● **Work order 1**
Answer these questions from the text on the small business concessions below:
(a) Which paragraph's exclusion does not apply because no rent was derived from shop A?
(b) What minimum small business participation percentage makes an individual a significant individual?
(c) How long has the company held shop A continuously?
● **Work order 2**
Please echo the part of the small business concessions text below that begins at the words "o at least 55 years" and stops after "a significant individual.".
● **Work order 3**
Proceed with the text on the small business 15-year exemption below, writing on from its last sentence.

● **Text passage**

Similarly, X's family member used shop A in their business for a period of time. Again, no formal lease agreement was ever put in place.

We accept that X's family member was also an affiliate of the company due to the lack of formal agreements between the two parties and the close family relationship between them and a shareholder in the company.

Although the company leased shop A to X and their family member, these entities are both considered to be affiliates of the company. Therefore it is the use in their businesses that will determine if shop A is an active asset. As they did not derive rent from shop A the exclusion contained in paragraph 152-40(4)(e) of the ITAA 1997 does not apply.

The asset will be active for the period that is was used in X and their family member's respective businesses, and as this period is more than 7.5 years, the active asset test will be satisfied.

Accordingly, the company meets all the basic conditions for the small business concessions.

Small business 15 year exemption

For a company to be eligible for the small business 15-year exemption it must satisfy the basic conditions and three further conditions:

    · the company continuously owned the CGT asset for the 15-year period ending just before the CGT event happened, and

· the company had a significant individual for a total of at least 15 years of the whole period of ownership (even if it was not the same significant individual during the whole period), and

· the individual who was a significant individual just before the CGT event was

      o at least 55 years old at that time and the event happened in connection with their retirement, or

      o permanently incapacitated at that time.

Shop A was purchased by the company and has been held continuously for more than 15 years.

An individual is a significant individual in a company or trust if they have a small business participation percentage in the company or trust of at least 20%. X has held more than 20% of the shares in the company since its incorporation. Accordingly, X is a significant individual.

Dataset entries:

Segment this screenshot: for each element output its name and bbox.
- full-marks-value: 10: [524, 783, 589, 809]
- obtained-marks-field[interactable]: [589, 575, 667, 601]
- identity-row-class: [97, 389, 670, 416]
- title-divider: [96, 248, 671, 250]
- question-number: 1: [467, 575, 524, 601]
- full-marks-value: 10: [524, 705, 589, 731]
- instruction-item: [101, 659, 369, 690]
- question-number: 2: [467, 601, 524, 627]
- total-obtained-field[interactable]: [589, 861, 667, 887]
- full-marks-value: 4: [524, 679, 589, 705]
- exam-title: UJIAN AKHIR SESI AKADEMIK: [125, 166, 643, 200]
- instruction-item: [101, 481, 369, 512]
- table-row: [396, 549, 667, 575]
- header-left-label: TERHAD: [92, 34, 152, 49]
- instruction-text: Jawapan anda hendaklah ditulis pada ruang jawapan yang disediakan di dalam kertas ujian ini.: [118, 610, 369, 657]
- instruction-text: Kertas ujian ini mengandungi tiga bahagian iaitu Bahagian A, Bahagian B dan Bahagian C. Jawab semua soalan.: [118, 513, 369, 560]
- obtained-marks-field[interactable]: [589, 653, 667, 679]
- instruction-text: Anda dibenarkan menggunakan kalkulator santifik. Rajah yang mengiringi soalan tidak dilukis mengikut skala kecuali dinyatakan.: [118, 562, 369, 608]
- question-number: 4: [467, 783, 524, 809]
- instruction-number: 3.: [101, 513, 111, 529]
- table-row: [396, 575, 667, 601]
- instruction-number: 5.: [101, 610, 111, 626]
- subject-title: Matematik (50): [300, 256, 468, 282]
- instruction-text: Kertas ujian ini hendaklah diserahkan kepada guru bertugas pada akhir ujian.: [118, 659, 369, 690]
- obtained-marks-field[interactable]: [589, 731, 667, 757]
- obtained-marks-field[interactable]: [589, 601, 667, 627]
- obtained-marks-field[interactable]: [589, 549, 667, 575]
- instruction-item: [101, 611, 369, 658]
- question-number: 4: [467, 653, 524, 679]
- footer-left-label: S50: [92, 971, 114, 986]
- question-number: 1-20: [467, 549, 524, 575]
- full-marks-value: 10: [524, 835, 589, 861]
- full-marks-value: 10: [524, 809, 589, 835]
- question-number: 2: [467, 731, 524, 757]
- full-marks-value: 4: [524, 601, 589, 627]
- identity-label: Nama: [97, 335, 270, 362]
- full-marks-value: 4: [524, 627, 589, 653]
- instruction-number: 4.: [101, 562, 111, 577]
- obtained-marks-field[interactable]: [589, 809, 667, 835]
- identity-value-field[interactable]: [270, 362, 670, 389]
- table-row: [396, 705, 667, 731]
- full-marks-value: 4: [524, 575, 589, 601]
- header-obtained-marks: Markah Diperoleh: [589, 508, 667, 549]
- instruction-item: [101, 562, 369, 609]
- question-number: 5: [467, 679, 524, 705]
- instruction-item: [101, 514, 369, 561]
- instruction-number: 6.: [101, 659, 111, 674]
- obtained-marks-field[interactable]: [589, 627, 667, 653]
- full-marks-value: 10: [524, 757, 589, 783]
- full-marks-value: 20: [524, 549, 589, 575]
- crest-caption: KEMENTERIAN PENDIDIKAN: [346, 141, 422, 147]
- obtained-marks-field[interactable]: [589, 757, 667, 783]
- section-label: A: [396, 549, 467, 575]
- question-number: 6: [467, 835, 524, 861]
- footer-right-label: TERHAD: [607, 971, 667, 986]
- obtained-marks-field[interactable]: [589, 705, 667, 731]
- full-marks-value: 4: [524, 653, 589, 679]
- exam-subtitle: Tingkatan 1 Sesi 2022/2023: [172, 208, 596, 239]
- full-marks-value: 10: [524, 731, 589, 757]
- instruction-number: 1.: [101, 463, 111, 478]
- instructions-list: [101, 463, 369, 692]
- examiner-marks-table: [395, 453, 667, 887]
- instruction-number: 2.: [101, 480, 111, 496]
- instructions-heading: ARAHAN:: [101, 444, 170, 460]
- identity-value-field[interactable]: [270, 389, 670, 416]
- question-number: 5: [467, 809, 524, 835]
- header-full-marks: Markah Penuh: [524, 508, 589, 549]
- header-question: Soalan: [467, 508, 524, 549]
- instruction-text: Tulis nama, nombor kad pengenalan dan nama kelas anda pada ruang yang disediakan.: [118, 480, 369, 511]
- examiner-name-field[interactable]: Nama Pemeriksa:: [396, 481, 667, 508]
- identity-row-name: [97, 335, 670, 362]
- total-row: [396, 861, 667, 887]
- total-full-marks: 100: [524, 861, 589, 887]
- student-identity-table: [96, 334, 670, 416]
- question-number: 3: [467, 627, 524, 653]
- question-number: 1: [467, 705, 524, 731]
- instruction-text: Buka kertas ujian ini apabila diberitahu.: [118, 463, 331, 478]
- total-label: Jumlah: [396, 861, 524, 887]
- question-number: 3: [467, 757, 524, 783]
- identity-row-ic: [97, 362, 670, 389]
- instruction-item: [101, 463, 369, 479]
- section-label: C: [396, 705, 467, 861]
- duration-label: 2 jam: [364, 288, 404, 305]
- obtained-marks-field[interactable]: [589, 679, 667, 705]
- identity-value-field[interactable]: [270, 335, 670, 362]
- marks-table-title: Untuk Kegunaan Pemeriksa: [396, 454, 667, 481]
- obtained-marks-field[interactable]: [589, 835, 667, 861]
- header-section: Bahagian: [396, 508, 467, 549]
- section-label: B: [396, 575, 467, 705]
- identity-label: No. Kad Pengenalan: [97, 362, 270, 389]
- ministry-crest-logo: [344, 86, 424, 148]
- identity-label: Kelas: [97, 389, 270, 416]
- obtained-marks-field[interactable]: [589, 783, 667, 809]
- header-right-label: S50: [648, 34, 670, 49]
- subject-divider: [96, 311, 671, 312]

● **Exercise result 1**
(a) Paragraph 152-40(4)(e) of the ITAA 1997.
(b) At least 20%.
(c) More than 15 years.

● **Exercise result 2**
o at least 55 years old at that time and the event happened in connection with their retirement, or

      o permanently incapacitated at that time.

Shop A was purchased by the company and has been held continuously for more than 15 years.

An individual is a significant individual in a company or trust if they have a small business participation percentage in the company or trust of at least 20%. X has held more than 20% of the shares in the company since its incorporation. Accordingly, X is a significant individual.

● **Exercise result 3**
Whether a CGT event happens in connection with an individual's retirement depends on the particular circumstances of each case. A CGT event may be in connection with your retirement even if it occurs at some time before retirement.

The Explanatory Memorandum (EM) to the New Business Tax System (Capital Gains Tax) Bill 1999 makes the following comments about the requirement to be permanently incapacitated or retiring as one of the conditions for the concession:

      1.68 One of the requirements of this concession for an individual small business taxpayer is that they must be either permanently incapacitated at the time of the CGT event, or at least 55 years old and using the capital proceeds for their retirement.

The provisions relating to the small business 15-year exemption do not define what is meant by the phrase 'in connection with a taxpayer's retirement', nor does it give any indication of the degree of retirement required in order to take advantage of this concession. It could be argued that the phrase 'in connection with retirement' means that the capital gain arising from the disposal of active assets is to be used to provide funds for a person's retirement rather than to precipitate retirement at the time of the CGT event. The words used in the EM support this interpretation.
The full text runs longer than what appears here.